▶ [Assigned task]
The records below must be copied in full; omit the images.

(Data about app and page elements)
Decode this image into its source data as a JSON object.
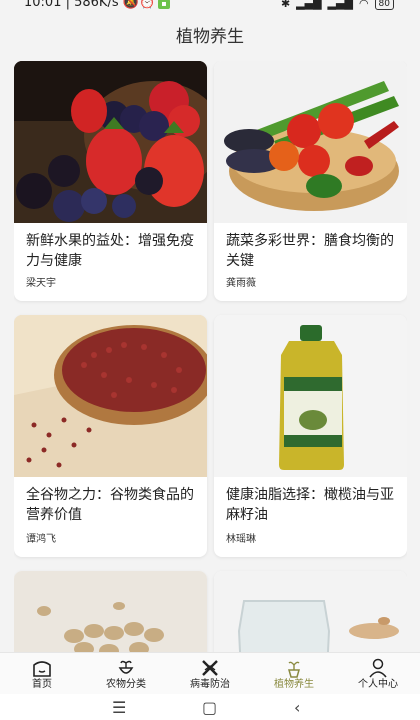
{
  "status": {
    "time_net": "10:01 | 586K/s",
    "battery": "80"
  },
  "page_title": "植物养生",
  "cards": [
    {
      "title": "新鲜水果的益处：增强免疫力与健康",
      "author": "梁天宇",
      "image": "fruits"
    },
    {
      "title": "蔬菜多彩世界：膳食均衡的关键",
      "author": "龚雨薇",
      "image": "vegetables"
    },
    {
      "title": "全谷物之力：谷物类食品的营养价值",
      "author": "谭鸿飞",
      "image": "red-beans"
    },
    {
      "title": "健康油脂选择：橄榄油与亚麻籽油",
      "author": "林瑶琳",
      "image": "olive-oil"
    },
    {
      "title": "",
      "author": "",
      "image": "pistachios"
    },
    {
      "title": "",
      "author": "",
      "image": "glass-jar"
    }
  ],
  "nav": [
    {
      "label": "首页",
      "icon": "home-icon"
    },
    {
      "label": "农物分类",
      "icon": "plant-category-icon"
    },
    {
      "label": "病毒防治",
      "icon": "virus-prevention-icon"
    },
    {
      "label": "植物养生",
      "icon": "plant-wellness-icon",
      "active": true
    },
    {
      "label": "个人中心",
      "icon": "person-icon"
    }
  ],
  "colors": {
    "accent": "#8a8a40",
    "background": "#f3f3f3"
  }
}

▶ [Answer section]
Decode this image into its source data as a JSON object.
{
  "status": {
    "time_net": "10:01 | 586K/s",
    "battery": "80"
  },
  "page_title": "植物养生",
  "cards": [
    {
      "title": "新鲜水果的益处：增强免疫力与健康",
      "author": "梁天宇",
      "image": "fruits"
    },
    {
      "title": "蔬菜多彩世界：膳食均衡的关键",
      "author": "龚雨薇",
      "image": "vegetables"
    },
    {
      "title": "全谷物之力：谷物类食品的营养价值",
      "author": "谭鸿飞",
      "image": "red-beans"
    },
    {
      "title": "健康油脂选择：橄榄油与亚麻籽油",
      "author": "林瑶琳",
      "image": "olive-oil"
    },
    {
      "title": "",
      "author": "",
      "image": "pistachios"
    },
    {
      "title": "",
      "author": "",
      "image": "glass-jar"
    }
  ],
  "nav": [
    {
      "label": "首页",
      "icon": "home-icon"
    },
    {
      "label": "农物分类",
      "icon": "plant-category-icon"
    },
    {
      "label": "病毒防治",
      "icon": "virus-prevention-icon"
    },
    {
      "label": "植物养生",
      "icon": "plant-wellness-icon",
      "active": true
    },
    {
      "label": "个人中心",
      "icon": "person-icon"
    }
  ],
  "colors": {
    "accent": "#8a8a40",
    "background": "#f3f3f3"
  }
}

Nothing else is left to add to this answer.